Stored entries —
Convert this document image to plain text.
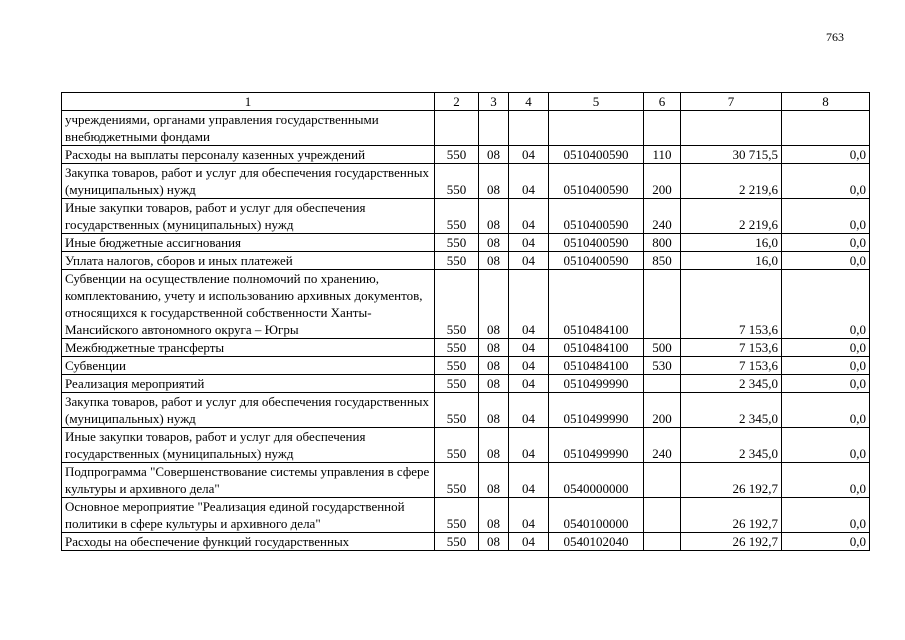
763
1	2	3	4	5	6	7	8
учреждениями, органами управления государственными внебюджетными фондами							
Расходы на выплаты персоналу казенных учреждений	550	08	04	0510400590	110	30 715,5	0,0
Закупка товаров, работ и услуг для обеспечения государственных (муниципальных) нужд	550	08	04	0510400590	200	2 219,6	0,0
Иные закупки товаров, работ и услуг для обеспечения государственных (муниципальных) нужд	550	08	04	0510400590	240	2 219,6	0,0
Иные бюджетные ассигнования	550	08	04	0510400590	800	16,0	0,0
Уплата налогов, сборов и иных платежей	550	08	04	0510400590	850	16,0	0,0
Субвенции на осуществление полномочий по хранению, комплектованию, учету и использованию архивных документов, относящихся к государственной собственности Ханты-Мансийского автономного округа – Югры	550	08	04	0510484100		7 153,6	0,0
Межбюджетные трансферты	550	08	04	0510484100	500	7 153,6	0,0
Субвенции	550	08	04	0510484100	530	7 153,6	0,0
Реализация мероприятий	550	08	04	0510499990		2 345,0	0,0
Закупка товаров, работ и услуг для обеспечения государственных (муниципальных) нужд	550	08	04	0510499990	200	2 345,0	0,0
Иные закупки товаров, работ и услуг для обеспечения государственных (муниципальных) нужд	550	08	04	0510499990	240	2 345,0	0,0
Подпрограмма "Совершенствование системы управления в сфере культуры и архивного дела"	550	08	04	0540000000		26 192,7	0,0
Основное мероприятие "Реализация единой государственной политики в сфере культуры и архивного дела"	550	08	04	0540100000		26 192,7	0,0
Расходы на обеспечение функций государственных	550	08	04	0540102040		26 192,7	0,0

What to do —
Transcribe every line from the records above without alteration, and leave out the images.

Correct result —
Convert this document image to plain text.
763
1	2	3	4	5	6	7	8
учреждениями, органами управления государственными внебюджетными фондами							
Расходы на выплаты персоналу казенных учреждений	550	08	04	0510400590	110	30 715,5	0,0
Закупка товаров, работ и услуг для обеспечения государственных (муниципальных) нужд	550	08	04	0510400590	200	2 219,6	0,0
Иные закупки товаров, работ и услуг для обеспечения государственных (муниципальных) нужд	550	08	04	0510400590	240	2 219,6	0,0
Иные бюджетные ассигнования	550	08	04	0510400590	800	16,0	0,0
Уплата налогов, сборов и иных платежей	550	08	04	0510400590	850	16,0	0,0
Субвенции на осуществление полномочий по хранению, комплектованию, учету и использованию архивных документов, относящихся к государственной собственности Ханты-Мансийского автономного округа – Югры	550	08	04	0510484100		7 153,6	0,0
Межбюджетные трансферты	550	08	04	0510484100	500	7 153,6	0,0
Субвенции	550	08	04	0510484100	530	7 153,6	0,0
Реализация мероприятий	550	08	04	0510499990		2 345,0	0,0
Закупка товаров, работ и услуг для обеспечения государственных (муниципальных) нужд	550	08	04	0510499990	200	2 345,0	0,0
Иные закупки товаров, работ и услуг для обеспечения государственных (муниципальных) нужд	550	08	04	0510499990	240	2 345,0	0,0
Подпрограмма "Совершенствование системы управления в сфере культуры и архивного дела"	550	08	04	0540000000		26 192,7	0,0
Основное мероприятие "Реализация единой государственной политики в сфере культуры и архивного дела"	550	08	04	0540100000		26 192,7	0,0
Расходы на обеспечение функций государственных	550	08	04	0540102040		26 192,7	0,0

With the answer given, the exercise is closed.